# [Set problem]
Tally the lines that hold the word "name" and reply with that figure only.

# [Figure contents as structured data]
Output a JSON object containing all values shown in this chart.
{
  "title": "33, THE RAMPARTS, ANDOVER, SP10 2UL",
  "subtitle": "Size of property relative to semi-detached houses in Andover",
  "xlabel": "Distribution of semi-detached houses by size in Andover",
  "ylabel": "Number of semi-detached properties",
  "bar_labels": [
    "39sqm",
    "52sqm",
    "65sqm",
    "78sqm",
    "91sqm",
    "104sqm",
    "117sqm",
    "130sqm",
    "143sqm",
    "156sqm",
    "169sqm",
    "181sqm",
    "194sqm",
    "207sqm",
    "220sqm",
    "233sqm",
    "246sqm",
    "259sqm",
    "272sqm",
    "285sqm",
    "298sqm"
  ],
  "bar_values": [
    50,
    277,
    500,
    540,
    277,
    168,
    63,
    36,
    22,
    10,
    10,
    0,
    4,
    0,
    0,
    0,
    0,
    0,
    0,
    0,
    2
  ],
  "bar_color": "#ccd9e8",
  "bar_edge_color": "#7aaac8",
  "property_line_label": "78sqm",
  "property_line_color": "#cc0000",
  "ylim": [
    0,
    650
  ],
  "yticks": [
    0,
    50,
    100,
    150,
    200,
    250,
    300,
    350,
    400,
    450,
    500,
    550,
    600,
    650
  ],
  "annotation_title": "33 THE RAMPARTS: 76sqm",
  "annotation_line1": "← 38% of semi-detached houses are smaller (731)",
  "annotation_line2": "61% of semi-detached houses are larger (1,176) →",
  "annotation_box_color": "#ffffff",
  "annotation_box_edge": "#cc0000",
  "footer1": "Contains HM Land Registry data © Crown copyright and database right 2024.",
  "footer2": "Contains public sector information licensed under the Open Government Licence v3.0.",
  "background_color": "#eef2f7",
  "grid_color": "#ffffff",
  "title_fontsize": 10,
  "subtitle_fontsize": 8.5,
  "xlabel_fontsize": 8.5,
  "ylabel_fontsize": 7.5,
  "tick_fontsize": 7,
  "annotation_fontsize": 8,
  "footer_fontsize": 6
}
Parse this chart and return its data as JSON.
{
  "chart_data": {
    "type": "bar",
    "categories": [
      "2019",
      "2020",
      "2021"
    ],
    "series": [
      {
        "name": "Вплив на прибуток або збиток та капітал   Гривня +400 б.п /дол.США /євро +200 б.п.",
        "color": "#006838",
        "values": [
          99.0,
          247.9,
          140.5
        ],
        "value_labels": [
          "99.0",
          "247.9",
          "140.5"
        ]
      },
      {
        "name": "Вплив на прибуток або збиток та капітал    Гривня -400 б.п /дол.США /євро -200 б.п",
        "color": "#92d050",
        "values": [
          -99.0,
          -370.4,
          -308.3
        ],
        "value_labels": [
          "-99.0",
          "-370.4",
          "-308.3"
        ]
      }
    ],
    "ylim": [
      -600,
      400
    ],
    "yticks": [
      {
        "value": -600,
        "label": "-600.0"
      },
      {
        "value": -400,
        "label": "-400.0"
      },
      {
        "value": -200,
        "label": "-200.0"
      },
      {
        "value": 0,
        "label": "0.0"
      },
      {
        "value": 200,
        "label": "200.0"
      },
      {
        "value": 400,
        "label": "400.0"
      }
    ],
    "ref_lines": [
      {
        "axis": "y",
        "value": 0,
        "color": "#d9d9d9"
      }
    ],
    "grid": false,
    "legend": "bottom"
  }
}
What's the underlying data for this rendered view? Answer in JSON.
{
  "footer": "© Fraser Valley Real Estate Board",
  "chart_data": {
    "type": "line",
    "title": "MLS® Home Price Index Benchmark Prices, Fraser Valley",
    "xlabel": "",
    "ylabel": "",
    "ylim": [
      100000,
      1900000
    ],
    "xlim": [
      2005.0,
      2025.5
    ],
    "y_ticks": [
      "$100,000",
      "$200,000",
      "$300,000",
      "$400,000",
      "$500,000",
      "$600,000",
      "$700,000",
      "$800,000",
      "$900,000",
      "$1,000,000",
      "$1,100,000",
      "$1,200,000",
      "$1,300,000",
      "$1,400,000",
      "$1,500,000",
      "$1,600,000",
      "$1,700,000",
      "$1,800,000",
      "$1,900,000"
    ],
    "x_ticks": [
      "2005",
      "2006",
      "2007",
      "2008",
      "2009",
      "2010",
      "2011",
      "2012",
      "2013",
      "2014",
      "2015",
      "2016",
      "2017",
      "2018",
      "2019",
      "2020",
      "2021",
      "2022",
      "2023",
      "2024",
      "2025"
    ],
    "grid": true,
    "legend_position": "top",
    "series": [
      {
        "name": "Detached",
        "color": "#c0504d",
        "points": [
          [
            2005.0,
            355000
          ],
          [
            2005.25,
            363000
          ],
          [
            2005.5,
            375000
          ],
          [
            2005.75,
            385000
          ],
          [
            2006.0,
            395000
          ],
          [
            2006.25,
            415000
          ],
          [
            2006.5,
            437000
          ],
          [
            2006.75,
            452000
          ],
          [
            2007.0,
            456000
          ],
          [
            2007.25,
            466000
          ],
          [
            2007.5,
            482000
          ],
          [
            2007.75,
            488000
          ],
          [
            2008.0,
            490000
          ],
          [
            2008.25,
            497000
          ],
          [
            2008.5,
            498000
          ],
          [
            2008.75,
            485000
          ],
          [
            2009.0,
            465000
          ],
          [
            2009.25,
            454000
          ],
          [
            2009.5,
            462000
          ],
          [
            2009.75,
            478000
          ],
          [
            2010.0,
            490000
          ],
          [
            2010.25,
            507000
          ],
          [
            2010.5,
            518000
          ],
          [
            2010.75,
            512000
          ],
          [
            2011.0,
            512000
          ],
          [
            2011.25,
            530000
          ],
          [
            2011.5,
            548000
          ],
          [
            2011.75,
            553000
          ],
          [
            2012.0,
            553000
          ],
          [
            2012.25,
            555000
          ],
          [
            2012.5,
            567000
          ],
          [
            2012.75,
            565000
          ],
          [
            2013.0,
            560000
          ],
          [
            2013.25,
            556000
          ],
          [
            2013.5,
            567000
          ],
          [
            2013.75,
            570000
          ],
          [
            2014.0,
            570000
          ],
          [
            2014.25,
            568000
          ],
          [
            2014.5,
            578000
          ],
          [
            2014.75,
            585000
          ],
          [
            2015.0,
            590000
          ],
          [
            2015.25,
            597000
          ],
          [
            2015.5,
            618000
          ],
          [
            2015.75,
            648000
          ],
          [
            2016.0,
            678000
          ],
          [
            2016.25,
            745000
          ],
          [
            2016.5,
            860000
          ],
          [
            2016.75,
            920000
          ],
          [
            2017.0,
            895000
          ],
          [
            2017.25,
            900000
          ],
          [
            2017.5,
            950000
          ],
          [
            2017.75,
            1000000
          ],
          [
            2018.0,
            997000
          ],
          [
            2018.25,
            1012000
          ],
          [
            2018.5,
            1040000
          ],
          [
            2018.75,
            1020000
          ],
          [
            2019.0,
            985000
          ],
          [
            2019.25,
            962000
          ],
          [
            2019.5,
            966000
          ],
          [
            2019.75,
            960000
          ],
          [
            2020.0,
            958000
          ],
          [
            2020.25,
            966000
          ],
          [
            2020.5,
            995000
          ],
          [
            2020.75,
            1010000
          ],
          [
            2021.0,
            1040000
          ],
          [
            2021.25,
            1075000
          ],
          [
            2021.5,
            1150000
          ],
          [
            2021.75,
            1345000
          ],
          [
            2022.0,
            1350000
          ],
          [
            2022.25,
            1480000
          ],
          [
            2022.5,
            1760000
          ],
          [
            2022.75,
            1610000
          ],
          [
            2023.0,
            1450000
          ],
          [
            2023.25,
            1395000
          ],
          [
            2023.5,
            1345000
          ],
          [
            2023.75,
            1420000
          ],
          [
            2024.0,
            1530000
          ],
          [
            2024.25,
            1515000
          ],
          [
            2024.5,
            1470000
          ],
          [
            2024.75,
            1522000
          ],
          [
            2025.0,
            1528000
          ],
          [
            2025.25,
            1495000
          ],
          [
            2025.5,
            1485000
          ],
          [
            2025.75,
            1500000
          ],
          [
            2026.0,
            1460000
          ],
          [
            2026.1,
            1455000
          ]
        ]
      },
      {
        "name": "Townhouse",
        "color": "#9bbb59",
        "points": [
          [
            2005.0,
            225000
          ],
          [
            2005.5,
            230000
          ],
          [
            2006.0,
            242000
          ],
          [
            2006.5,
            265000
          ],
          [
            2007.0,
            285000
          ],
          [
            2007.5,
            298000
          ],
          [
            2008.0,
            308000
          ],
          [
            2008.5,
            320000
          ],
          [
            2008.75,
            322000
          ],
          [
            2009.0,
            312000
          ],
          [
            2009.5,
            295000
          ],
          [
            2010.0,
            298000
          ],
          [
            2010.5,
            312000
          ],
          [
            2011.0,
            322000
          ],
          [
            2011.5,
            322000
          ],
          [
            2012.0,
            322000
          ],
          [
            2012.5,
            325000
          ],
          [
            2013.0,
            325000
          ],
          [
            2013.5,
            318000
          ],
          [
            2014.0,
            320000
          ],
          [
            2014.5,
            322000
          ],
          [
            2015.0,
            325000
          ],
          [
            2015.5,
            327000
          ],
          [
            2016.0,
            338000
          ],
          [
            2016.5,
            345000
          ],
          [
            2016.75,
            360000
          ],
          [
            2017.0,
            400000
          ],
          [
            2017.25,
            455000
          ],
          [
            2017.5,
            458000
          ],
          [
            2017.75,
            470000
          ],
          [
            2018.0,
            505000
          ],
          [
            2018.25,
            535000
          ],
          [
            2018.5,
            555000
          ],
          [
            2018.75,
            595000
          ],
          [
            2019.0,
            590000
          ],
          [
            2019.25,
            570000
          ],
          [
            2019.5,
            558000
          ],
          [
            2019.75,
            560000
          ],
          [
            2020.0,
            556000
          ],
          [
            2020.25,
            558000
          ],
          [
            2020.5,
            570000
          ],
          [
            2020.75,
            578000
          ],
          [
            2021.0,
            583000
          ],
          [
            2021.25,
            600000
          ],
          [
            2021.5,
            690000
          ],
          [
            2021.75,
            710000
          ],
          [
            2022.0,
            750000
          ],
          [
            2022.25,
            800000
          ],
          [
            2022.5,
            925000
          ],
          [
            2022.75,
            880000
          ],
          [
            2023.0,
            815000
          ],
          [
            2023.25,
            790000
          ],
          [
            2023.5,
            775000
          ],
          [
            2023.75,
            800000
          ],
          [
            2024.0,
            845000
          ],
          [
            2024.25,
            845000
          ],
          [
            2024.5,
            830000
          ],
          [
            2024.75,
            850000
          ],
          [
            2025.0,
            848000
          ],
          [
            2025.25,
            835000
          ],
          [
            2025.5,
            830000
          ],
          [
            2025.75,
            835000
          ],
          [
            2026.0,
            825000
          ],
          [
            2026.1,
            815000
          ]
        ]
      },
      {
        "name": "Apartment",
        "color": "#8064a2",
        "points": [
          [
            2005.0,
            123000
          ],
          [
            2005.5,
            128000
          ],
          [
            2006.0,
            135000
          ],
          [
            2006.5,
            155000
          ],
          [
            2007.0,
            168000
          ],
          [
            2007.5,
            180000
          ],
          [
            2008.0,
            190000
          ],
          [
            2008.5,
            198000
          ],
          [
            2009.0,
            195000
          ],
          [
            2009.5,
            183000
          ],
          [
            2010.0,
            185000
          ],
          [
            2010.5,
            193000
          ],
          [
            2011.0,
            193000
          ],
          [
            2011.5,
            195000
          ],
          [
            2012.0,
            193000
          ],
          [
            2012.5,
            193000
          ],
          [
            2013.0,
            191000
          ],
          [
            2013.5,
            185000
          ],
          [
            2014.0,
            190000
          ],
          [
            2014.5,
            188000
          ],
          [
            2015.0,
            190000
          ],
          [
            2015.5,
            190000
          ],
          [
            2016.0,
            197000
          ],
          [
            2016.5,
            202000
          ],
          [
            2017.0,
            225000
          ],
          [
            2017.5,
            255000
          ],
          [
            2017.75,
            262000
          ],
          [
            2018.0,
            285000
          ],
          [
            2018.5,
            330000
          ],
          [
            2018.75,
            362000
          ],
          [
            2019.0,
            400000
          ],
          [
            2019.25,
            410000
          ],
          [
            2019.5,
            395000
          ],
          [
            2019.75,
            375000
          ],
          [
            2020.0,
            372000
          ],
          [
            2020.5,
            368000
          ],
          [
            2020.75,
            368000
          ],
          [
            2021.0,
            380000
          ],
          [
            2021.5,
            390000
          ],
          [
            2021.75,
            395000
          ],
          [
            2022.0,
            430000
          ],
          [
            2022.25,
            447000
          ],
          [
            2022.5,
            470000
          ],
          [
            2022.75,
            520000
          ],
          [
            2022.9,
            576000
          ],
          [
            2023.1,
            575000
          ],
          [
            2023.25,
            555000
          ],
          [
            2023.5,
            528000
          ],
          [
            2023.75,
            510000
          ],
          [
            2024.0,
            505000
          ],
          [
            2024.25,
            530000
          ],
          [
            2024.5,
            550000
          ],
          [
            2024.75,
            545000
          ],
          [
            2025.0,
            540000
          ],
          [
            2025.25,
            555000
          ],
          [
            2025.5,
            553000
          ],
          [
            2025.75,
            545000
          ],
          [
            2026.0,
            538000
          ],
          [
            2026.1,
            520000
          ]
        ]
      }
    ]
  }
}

# [Task solution]
5